++++ Input data ++++

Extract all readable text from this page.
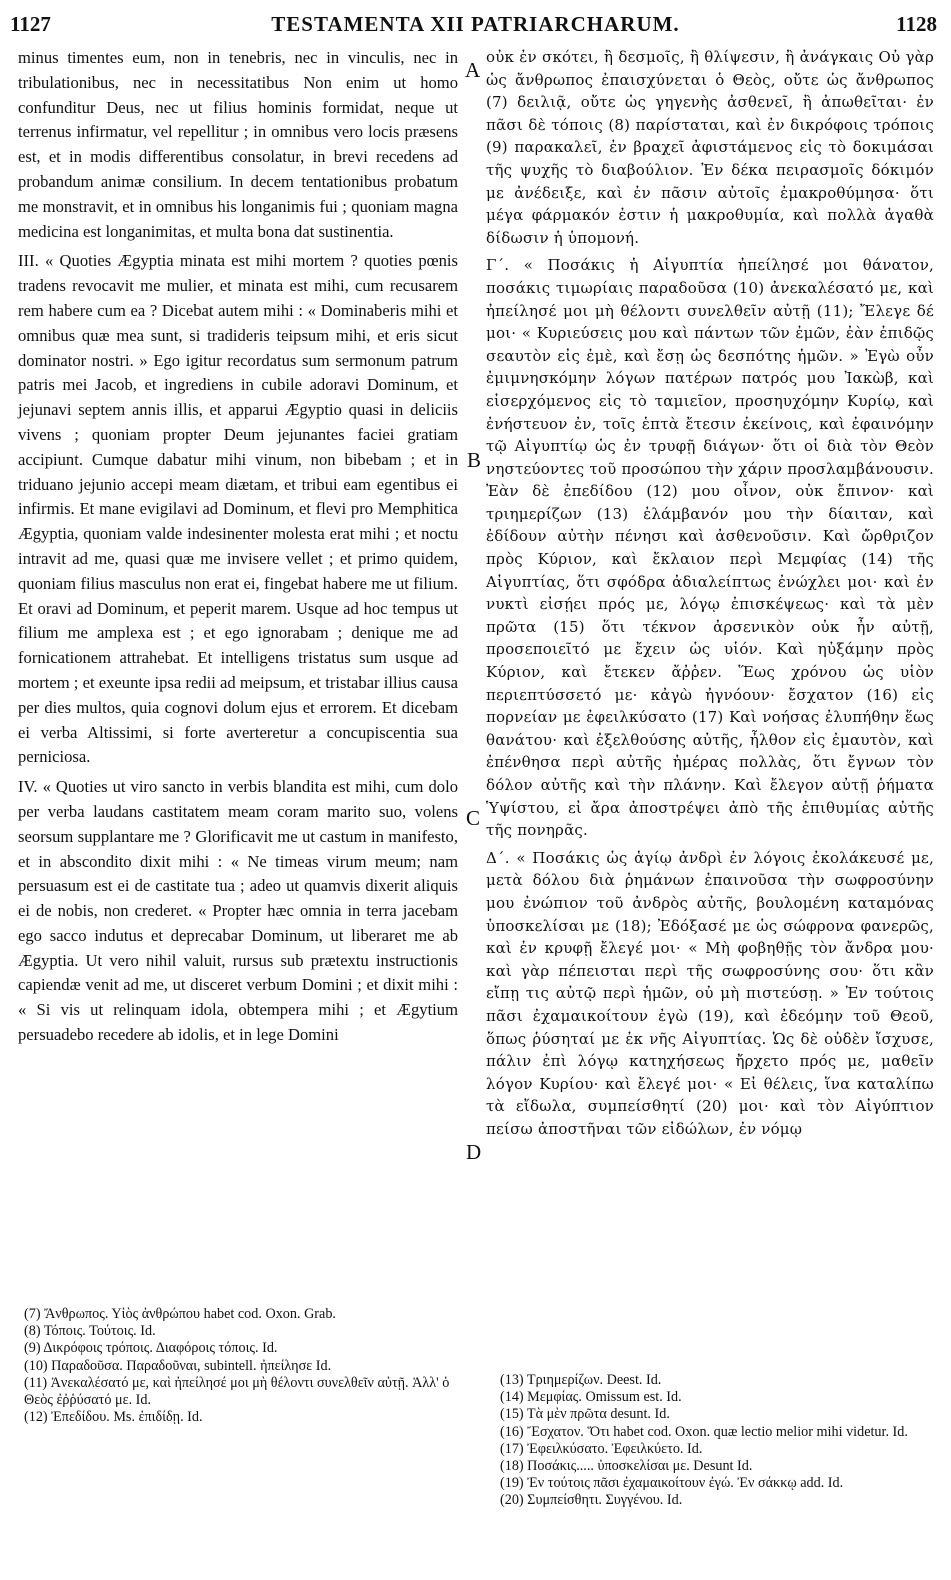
TESTAMENTA XII PATRIARCHARUM.
1127	1128

minus timentes eum, non in tenebris, nec in vinculis, nec in tribulationibus, nec in necessitatibus Non enim ut homo confunditur Deus, nec ut filius hominis formidat, neque ut terrenus infirmatur, vel repellitur ; in omnibus vero locis præsens est, et in modis differentibus consolatur, in brevi recedens ad probandum animæ consilium. In decem tentationibus probatum me monstravit, et in omnibus his longanimis fui ; quoniam magna medicina est longanimitas, et multa bona dat sustinentia.

III. « Quoties Ægyptia minata est mihi mortem ? quoties pœnis tradens revocavit me mulier, et minata est mihi, cum recusarem rem habere cum ea ? Dicebat autem mihi : « Dominaberis mihi et omnibus quæ mea sunt, si tradideris teipsum mihi, et eris sicut dominator nostri. » Ego igitur recordatus sum sermonum patrum patris mei Jacob, et ingrediens in cubile adoravi Dominum, et jejunavi septem annis illis, et apparui Ægyptio quasi in deliciis vivens ; quoniam propter Deum jejunantes faciei gratiam accipiunt. Cumque dabatur mihi vinum, non bibebam ; et in triduano jejunio accepi meam diætam, et tribui eam egentibus ei infirmis. Et mane evigilavi ad Dominum, et flevi pro Memphitica Ægyptia, quoniam valde indesinenter molesta erat mihi ; et noctu intravit ad me, quasi quæ me invisere vellet ; et primo quidem, quoniam filius masculus non erat ei, fingebat habere me ut filium. Et oravi ad Dominum, et peperit marem. Usque ad hoc tempus ut filium me amplexa est ; et ego ignorabam ; denique me ad fornicationem attrahebat. Et intelligens tristatus sum usque ad mortem ; et exeunte ipsa redii ad meipsum, et tristabar illius causa per dies multos, quia cognovi dolum ejus et errorem. Et dicebam ei verba Altissimi, si forte averteretur a concupiscentia sua perniciosa.

IV. « Quoties ut viro sancto in verbis blandita est mihi, cum dolo per verba laudans castitatem meam coram marito suo, volens seorsum supplantare me ? Glorificavit me ut castum in manifesto, et in abscondito dixit mihi : « Ne timeas virum meum; nam persuasum est ei de castitate tua ; adeo ut quamvis dixerit aliquis ei de nobis, non crederet. « Propter hæc omnia in terra jacebam ego sacco indutus et deprecabar Dominum, ut liberaret me ab Ægyptia. Ut vero nihil valuit, rursus sub prætextu instructionis capiendæ venit ad me, ut disceret verbum Domini ; et dixit mihi : « Si vis ut relinquam idola, obtempera mihi ; et Ægytium persuadebo recedere ab idolis, et in lege Domini

A
B
C
D

οὐκ ἐν σκότει, ἢ δεσμοῖς, ἢ θλίψεσιν, ἢ ἀνάγκαις Οὐ γὰρ ὡς ἄνθρωπος ἐπαισχύνεται ὁ Θεὸς, οὔτε ὡς ἄνθρωπος (7) δειλιᾷ, οὔτε ὡς γηγενὴς ἀσθενεῖ, ἢ ἀπωθεῖται· ἐν πᾶσι δὲ τόποις (8) παρίσταται, καὶ ἐν δικρόφοις τρόποις (9) παρακαλεῖ, ἐν βραχεῖ ἀφιστάμενος εἰς τὸ δοκιμάσαι τῆς ψυχῆς τὸ διαβούλιον. Ἐν δέκα πειρασμοῖς δόκιμόν με ἀνέδειξε, καὶ ἐν πᾶσιν αὐτοῖς ἐμακροθύμησα· ὅτι μέγα φάρμακόν ἐστιν ἡ μακροθυμία, καὶ πολλὰ ἀγαθὰ δίδωσιν ἡ ὑπομονή.

Γ΄. « Ποσάκις ἡ Αἰγυπτία ἠπείλησέ μοι θάνατον, ποσάκις τιμωρίαις παραδοῦσα (10) ἀνεκαλέσατό με, καὶ ἠπείλησέ μοι μὴ θέλοντι συνελθεῖν αὐτῇ (11); Ἔλεγε δέ μοι· « Κυριεύσεις μου καὶ πάντων τῶν ἐμῶν, ἐὰν ἐπιδῷς σεαυτὸν εἰς ἐμὲ, καὶ ἔσῃ ὡς δεσπότης ἡμῶν. » Ἐγὼ οὖν ἐμιμνησκόμην λόγων πατέρων πατρός μου Ἰακὼβ, καὶ εἰσερχόμενος εἰς τὸ ταμιεῖον, προσηυχόμην Κυρίῳ, καὶ ἐνήστευον ἐν, τοῖς ἑπτὰ ἔτεσιν ἐκείνοις, καὶ ἐφαινόμην τῷ Αἰγυπτίῳ ὡς ἐν τρυφῇ διάγων· ὅτι οἱ διὰ τὸν Θεὸν νηστεύοντες τοῦ προσώπου τὴν χάριν προσλαμβάνουσιν. Ἐὰν δὲ ἐπεδίδου (12) μου οἶνον, οὐκ ἔπινον· καὶ τριημερίζων (13) ἐλάμβανόν μου τὴν δίαιταν, καὶ ἐδίδουν αὐτὴν πένησι καὶ ἀσθενοῦσιν. Καὶ ὤρθριζον πρὸς Κύριον, καὶ ἔκλαιον περὶ Μεμφίας (14) τῆς Αἰγυπτίας, ὅτι σφόδρα ἀδιαλείπτως ἐνώχλει μοι· καὶ ἐν νυκτὶ εἰσῄει πρός με, λόγῳ ἐπισκέψεως· καὶ τὰ μὲν πρῶτα (15) ὅτι τέκνον ἀρσενικὸν οὐκ ἦν αὐτῇ, προσεποιεῖτό με ἔχειν ὡς υἱόν. Καὶ ηὐξάμην πρὸς Κύριον, καὶ ἔτεκεν ἄῤῥεν. Ἕως χρόνου ὡς υἱὸν περιεπτύσσετό με· κἀγὼ ἠγνόουν· ἔσχατον (16) εἰς πορνείαν με ἐφειλκύσατο (17) Καὶ νοήσας ἐλυπήθην ἕως θανάτου· καὶ ἐξελθούσης αὐτῆς, ἦλθον εἰς ἐμαυτὸν, καὶ ἐπένθησα περὶ αὐτῆς ἡμέρας πολλὰς, ὅτι ἔγνων τὸν δόλον αὐτῆς καὶ τὴν πλάνην. Καὶ ἔλεγον αὐτῇ ῥήματα Ὑψίστου, εἰ ἄρα ἀποστρέψει ἀπὸ τῆς ἐπιθυμίας αὐτῆς τῆς πονηρᾶς.

Δ΄. « Ποσάκις ὡς ἁγίῳ ἀνδρὶ ἐν λόγοις ἐκολάκευσέ με, μετὰ δόλου διὰ ῥημάνων ἐπαινοῦσα τὴν σωφροσύνην μου ἐνώπιον τοῦ ἀνδρὸς αὐτῆς, βουλομένη καταμόνας ὑποσκελίσαι με (18); Ἐδόξασέ με ὡς σώφρονα φανερῶς, καὶ ἐν κρυφῇ ἔλεγέ μοι· « Μὴ φοβηθῇς τὸν ἄνδρα μου· καὶ γὰρ πέπεισται περὶ τῆς σωφροσύνης σου· ὅτι κἂν εἴπῃ τις αὐτῷ περὶ ἡμῶν, οὐ μὴ πιστεύσῃ. » Ἐν τούτοις πᾶσι ἐχαμαικοίτουν ἐγὼ (19), καὶ ἐδεόμην τοῦ Θεοῦ, ὅπως ῥύσηταί με ἐκ νῆς Αἰγυπτίας. Ὡς δὲ οὐδὲν ἴσχυσε, πάλιν ἐπὶ λόγῳ κατηχήσεως ἤρχετο πρός με, μαθεῖν λόγον Κυρίου· καὶ ἔλεγέ μοι· « Εἰ θέλεις, ἵνα καταλίπω τὰ εἴδωλα, συμπείσθητί (20) μοι· καὶ τὸν Αἰγύπτιον πείσω ἀποστῆναι τῶν εἰδώλων, ἐν νόμῳ

(7) Ἄνθρωπος. Υἱὸς ἀνθρώπου habet cod. Oxon. Grab.
(8) Τόποις. Τούτοις. Id.
(9) Δικρόφοις τρόποις. Διαφόροις τόποις. Id.
(10) Παραδοῦσα. Παραδοῦναι, subintell. ἠπείλησε Id.
(11) Ἀνεκαλέσατό με, καὶ ἠπείλησέ μοι μὴ θέλοντι συνελθεῖν αὐτῇ. Ἀλλ' ὁ Θεὸς ἐῤῥύσατό με. Id.
(12) Ἐπεδίδου. Ms. ἐπιδίδῃ. Id.
(13) Τριημερίζων. Deest. Id.
(14) Μεμφίας. Omissum est. Id.
(15) Τὰ μὲν πρῶτα desunt. Id.
(16) Ἔσχατον. Ὅτι habet cod. Oxon. quæ lectio melior mihi videtur. Id.
(17) Ἐφειλκύσατο. Ἐφειλκύετο. Id.
(18) Ποσάκις..... ὑποσκελίσαι με. Desunt Id.
(19) Ἐν τούτοις πᾶσι ἐχαμαικοίτουν ἐγώ. Ἐν σάκκῳ add. Id.
(20) Συμπείσθητι. Συγγένου. Id.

++++

The request ::
Return each line that includes "Θεὸς".

Full answer ::
οὐκ ἐν σκότει, ἢ δεσμοῖς, ἢ θλίψεσιν, ἢ ἀνάγκαις Οὐ γὰρ ὡς ἄνθρωπος ἐπαισχύνεται ὁ Θεὸς, οὔτε ὡς ἄνθρωπος (7) δειλιᾷ, οὔτε ὡς γηγενὴς ἀσθενεῖ, ἢ ἀπωθεῖται· ἐν πᾶσι δὲ τόποις (8) παρίσταται, καὶ ἐν δικρόφοις τρόποις (9) παρακαλεῖ, ἐν βραχεῖ ἀφιστάμενος εἰς τὸ δοκιμάσαι τῆς ψυχῆς τὸ διαβούλιον. Ἐν δέκα πειρασμοῖς δόκιμόν με ἀνέδειξε, καὶ ἐν πᾶσιν αὐτοῖς ἐμακροθύμησα· ὅτι μέγα φάρμακόν ἐστιν ἡ μακροθυμία, καὶ πολλὰ ἀγαθὰ δίδωσιν ἡ ὑπομονή.
(11) Ἀνεκαλέσατό με, καὶ ἠπείλησέ μοι μὴ θέλοντι συνελθεῖν αὐτῇ. Ἀλλ' ὁ Θεὸς ἐῤῥύσατό με. Id.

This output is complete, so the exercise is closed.